Return all lines in the material below that contain "天然橡胶".

— START OF AVAILABLE RECORDS —

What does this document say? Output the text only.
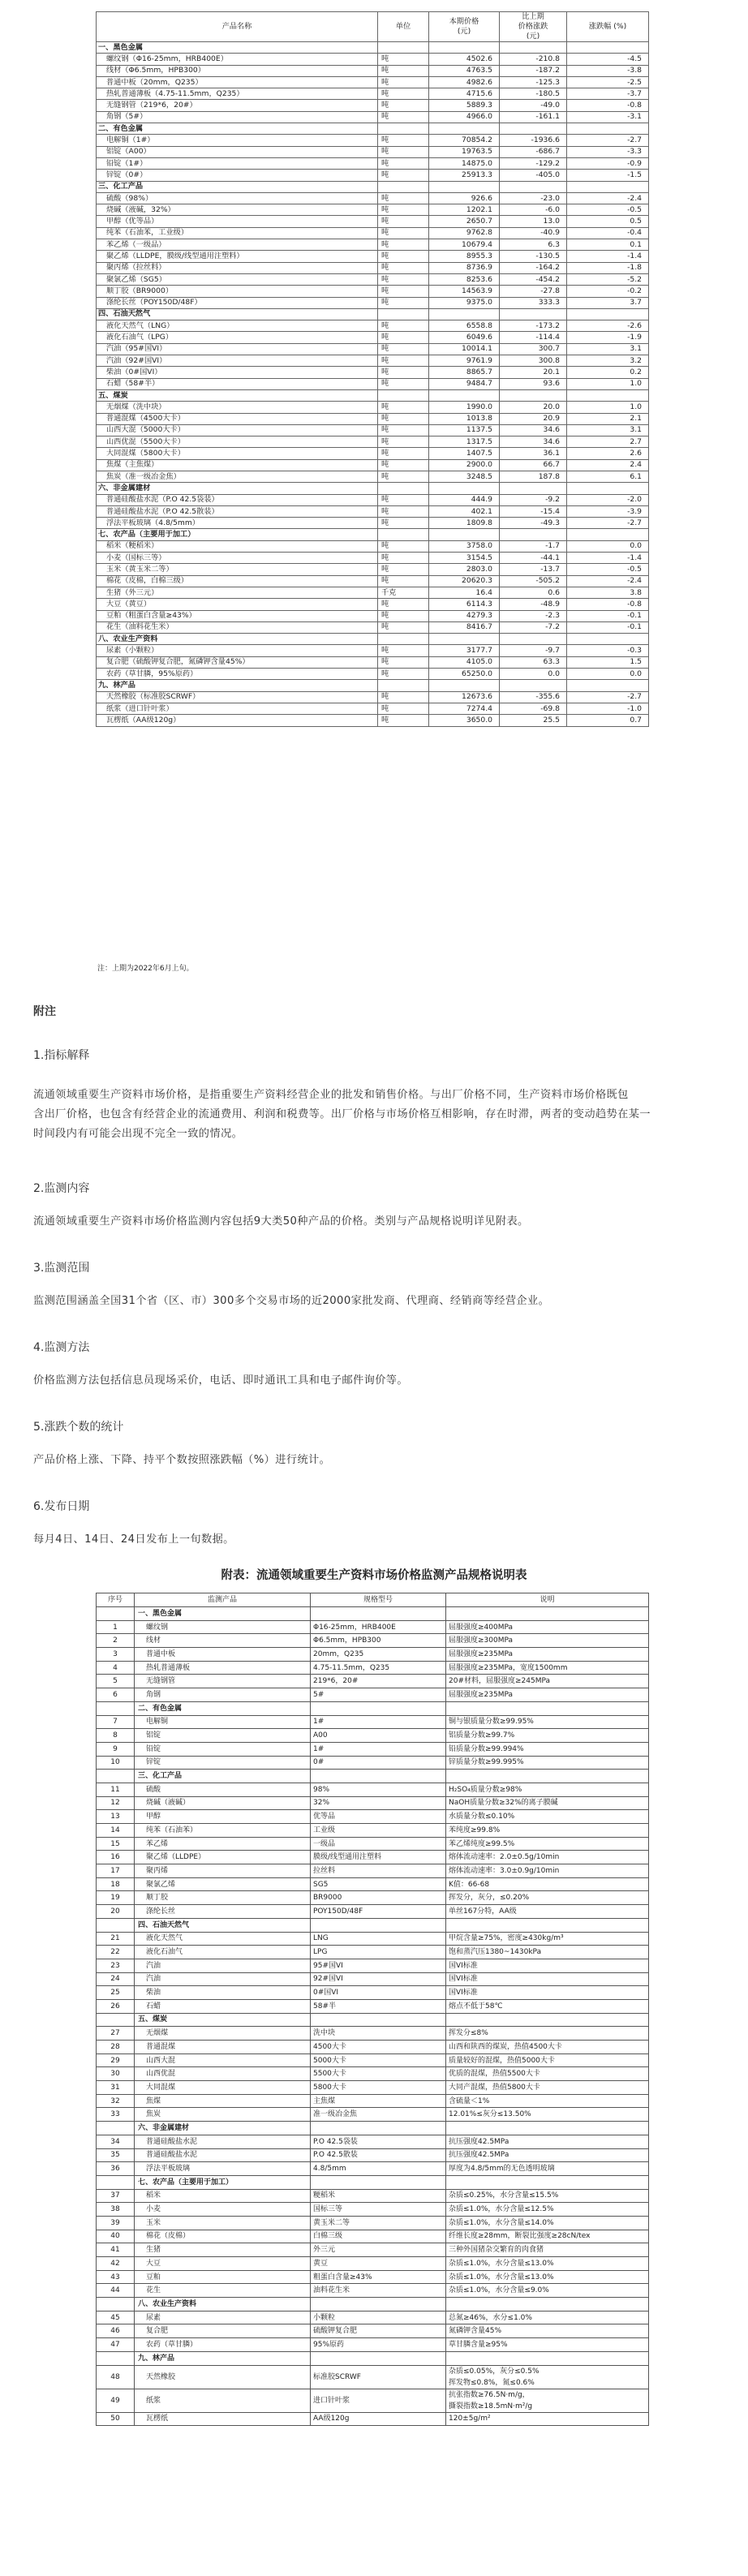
产品名称	单位	本期价格
(元)	比上期
价格涨跌
(元)	涨跌幅 (%)
一、黑色金属				
螺纹钢（Φ16-25mm，HRB400E）	吨	4502.6	-210.8	-4.5
线材（Φ6.5mm，HPB300）	吨	4763.5	-187.2	-3.8
普通中板（20mm，Q235）	吨	4982.6	-125.3	-2.5
热轧普通薄板（4.75-11.5mm，Q235）	吨	4715.6	-180.5	-3.7
无缝钢管（219*6，20#）	吨	5889.3	-49.0	-0.8
角钢（5#）	吨	4966.0	-161.1	-3.1
二、有色金属				
电解铜（1#）	吨	70854.2	-1936.6	-2.7
铝锭（A00）	吨	19763.5	-686.7	-3.3
铅锭（1#）	吨	14875.0	-129.2	-0.9
锌锭（0#）	吨	25913.3	-405.0	-1.5
三、化工产品				
硫酸（98%）	吨	926.6	-23.0	-2.4
烧碱（液碱，32%）	吨	1202.1	-6.0	-0.5
甲醇（优等品）	吨	2650.7	13.0	0.5
纯苯（石油苯，工业级）	吨	9762.8	-40.9	-0.4
苯乙烯（一级品）	吨	10679.4	6.3	0.1
聚乙烯（LLDPE，膜级/线型通用注塑料）	吨	8955.3	-130.5	-1.4
聚丙烯（拉丝料）	吨	8736.9	-164.2	-1.8
聚氯乙烯（SG5）	吨	8253.6	-454.2	-5.2
顺丁胶（BR9000）	吨	14563.9	-27.8	-0.2
涤纶长丝（POY150D/48F）	吨	9375.0	333.3	3.7
四、石油天然气				
液化天然气（LNG）	吨	6558.8	-173.2	-2.6
液化石油气（LPG）	吨	6049.6	-114.4	-1.9
汽油（95#国VI）	吨	10014.1	300.7	3.1
汽油（92#国VI）	吨	9761.9	300.8	3.2
柴油（0#国VI）	吨	8865.7	20.1	0.2
石蜡（58#半）	吨	9484.7	93.6	1.0
五、煤炭				
无烟煤（洗中块）	吨	1990.0	20.0	1.0
普通混煤（4500大卡）	吨	1013.8	20.9	2.1
山西大混（5000大卡）	吨	1137.5	34.6	3.1
山西优混（5500大卡）	吨	1317.5	34.6	2.7
大同混煤（5800大卡）	吨	1407.5	36.1	2.6
焦煤（主焦煤）	吨	2900.0	66.7	2.4
焦炭（准一级冶金焦）	吨	3248.5	187.8	6.1
六、非金属建材				
普通硅酸盐水泥（P.O 42.5袋装）	吨	444.9	-9.2	-2.0
普通硅酸盐水泥（P.O 42.5散装）	吨	402.1	-15.4	-3.9
浮法平板玻璃（4.8/5mm）	吨	1809.8	-49.3	-2.7
七、农产品（主要用于加工）				
稻米（粳稻米）	吨	3758.0	-1.7	0.0
小麦（国标三等）	吨	3154.5	-44.1	-1.4
玉米（黄玉米二等）	吨	2803.0	-13.7	-0.5
棉花（皮棉，白棉三级）	吨	20620.3	-505.2	-2.4
生猪（外三元）	千克	16.4	0.6	3.8
大豆（黄豆）	吨	6114.3	-48.9	-0.8
豆粕（粗蛋白含量≥43%）	吨	4279.3	-2.3	-0.1
花生（油料花生米）	吨	8416.7	-7.2	-0.1
八、农业生产资料				
尿素（小颗粒）	吨	3177.7	-9.7	-0.3
复合肥（硫酸钾复合肥，氮磷钾含量45%）	吨	4105.0	63.3	1.5
农药（草甘膦，95%原药）	吨	65250.0	0.0	0.0
九、林产品				
天然橡胶（标准胶SCRWF）	吨	12673.6	-355.6	-2.7
纸浆（进口针叶浆）	吨	7274.4	-69.8	-1.0
瓦楞纸（AA级120g）	吨	3650.0	25.5	0.7
注：上期为2022年6月上旬。
附注
1.指标解释
流通领域重要生产资料市场价格，是指重要生产资料经营企业的批发和销售价格。与出厂价格不同，生产资料市场价格既包
含出厂价格，也包含有经营企业的流通费用、利润和税费等。出厂价格与市场价格互相影响，存在时滞，两者的变动趋势在某一
时间段内有可能会出现不完全一致的情况。
2.监测内容
流通领域重要生产资料市场价格监测内容包括9大类50种产品的价格。类别与产品规格说明详见附表。
3.监测范围
监测范围涵盖全国31个省（区、市）300多个交易市场的近2000家批发商、代理商、经销商等经营企业。
4.监测方法
价格监测方法包括信息员现场采价，电话、即时通讯工具和电子邮件询价等。
5.涨跌个数的统计
产品价格上涨、下降、持平个数按照涨跌幅（%）进行统计。
6.发布日期
每月4日、14日、24日发布上一旬数据。
附表：流通领域重要生产资料市场价格监测产品规格说明表
序号	监测产品	规格型号	说明

	一、黑色金属		

1	螺纹钢	Φ16-25mm，HRB400E	屈服强度≥400MPa

2	线材	Φ6.5mm，HPB300	屈服强度≥300MPa

3	普通中板	20mm，Q235	屈服强度≥235MPa

4	热轧普通薄板	4.75-11.5mm，Q235	屈服强度≥235MPa，宽度1500mm

5	无缝钢管	219*6，20#	20#材料，屈服强度≥245MPa

6	角钢	5#	屈服强度≥235MPa

	二、有色金属		

7	电解铜	1#	铜与银质量分数≥99.95%

8	铝锭	A00	铝质量分数≥99.7%

9	铅锭	1#	铅质量分数≥99.994%

10	锌锭	0#	锌质量分数≥99.995%

	三、化工产品		

11	硫酸	98%	H₂SO₄质量分数≥98%

12	烧碱（液碱）	32%	NaOH质量分数≥32%的离子膜碱

13	甲醇	优等品	水质量分数≤0.10%

14	纯苯（石油苯）	工业级	苯纯度≥99.8%

15	苯乙烯	一级品	苯乙烯纯度≥99.5%

16	聚乙烯（LLDPE）	膜级/线型通用注塑料	熔体流动速率：2.0±0.5g/10min

17	聚丙烯	拉丝料	熔体流动速率：3.0±0.9g/10min

18	聚氯乙烯	SG5	K值：66-68

19	顺丁胶	BR9000	挥发分，灰分，≤0.20%

20	涤纶长丝	POY150D/48F	单丝167分特，AA级

	四、石油天然气		

21	液化天然气	LNG	甲烷含量≥75%，密度≥430kg/m³

22	液化石油气	LPG	饱和蒸汽压1380~1430kPa

23	汽油	95#国VI	国VI标准

24	汽油	92#国VI	国VI标准

25	柴油	0#国VI	国VI标准

26	石蜡	58#半	熔点不低于58℃

	五、煤炭		

27	无烟煤	洗中块	挥发分≤8%

28	普通混煤	4500大卡	山西和陕西的煤炭，热值4500大卡

29	山西大混	5000大卡	质量较好的混煤，热值5000大卡

30	山西优混	5500大卡	优质的混煤，热值5500大卡

31	大同混煤	5800大卡	大同产混煤，热值5800大卡

32	焦煤	主焦煤	含硫量＜1%

33	焦炭	准一级冶金焦	12.01%≤灰分≤13.50%

	六、非金属建材		

34	普通硅酸盐水泥	P.O 42.5袋装	抗压强度42.5MPa

35	普通硅酸盐水泥	P.O 42.5散装	抗压强度42.5MPa

36	浮法平板玻璃	4.8/5mm	厚度为4.8/5mm的无色透明玻璃

	七、农产品（主要用于加工）		

37	稻米	粳稻米	杂质≤0.25%，水分含量≤15.5%

38	小麦	国标三等	杂质≤1.0%，水分含量≤12.5%

39	玉米	黄玉米二等	杂质≤1.0%，水分含量≤14.0%

40	棉花（皮棉）	白棉三级	纤维长度≥28mm，断裂比强度≥28cN/tex

41	生猪	外三元	三种外国猪杂交繁育的肉食猪

42	大豆	黄豆	杂质≤1.0%，水分含量≤13.0%

43	豆粕	粗蛋白含量≥43%	杂质≤1.0%，水分含量≤13.0%

44	花生	油料花生米	杂质≤1.0%，水分含量≤9.0%

	八、农业生产资料		

45	尿素	小颗粒	总氮≥46%，水分≤1.0%

46	复合肥	硫酸钾复合肥	氮磷钾含量45%

47	农药（草甘膦）	95%原药	草甘膦含量≥95%

	九、林产品		

48	天然橡胶	标准胶SCRWF	杂质≤0.05%，灰分≤0.5%
挥发物≤0.8%，氮≤0.6%

49	纸浆	进口针叶浆	抗张指数≥76.5N·m/g，
撕裂指数≥18.5mN·m²/g

50	瓦楞纸	AA级120g	120±5g/m²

— END OF AVAILABLE RECORDS —

▸ SOLUTION TO THE PROBLEM
天然橡胶（标准胶SCRWF）	吨	12673.6	-355.6	-2.7
48	天然橡胶	标准胶SCRWF	杂质≤0.05%，灰分≤0.5%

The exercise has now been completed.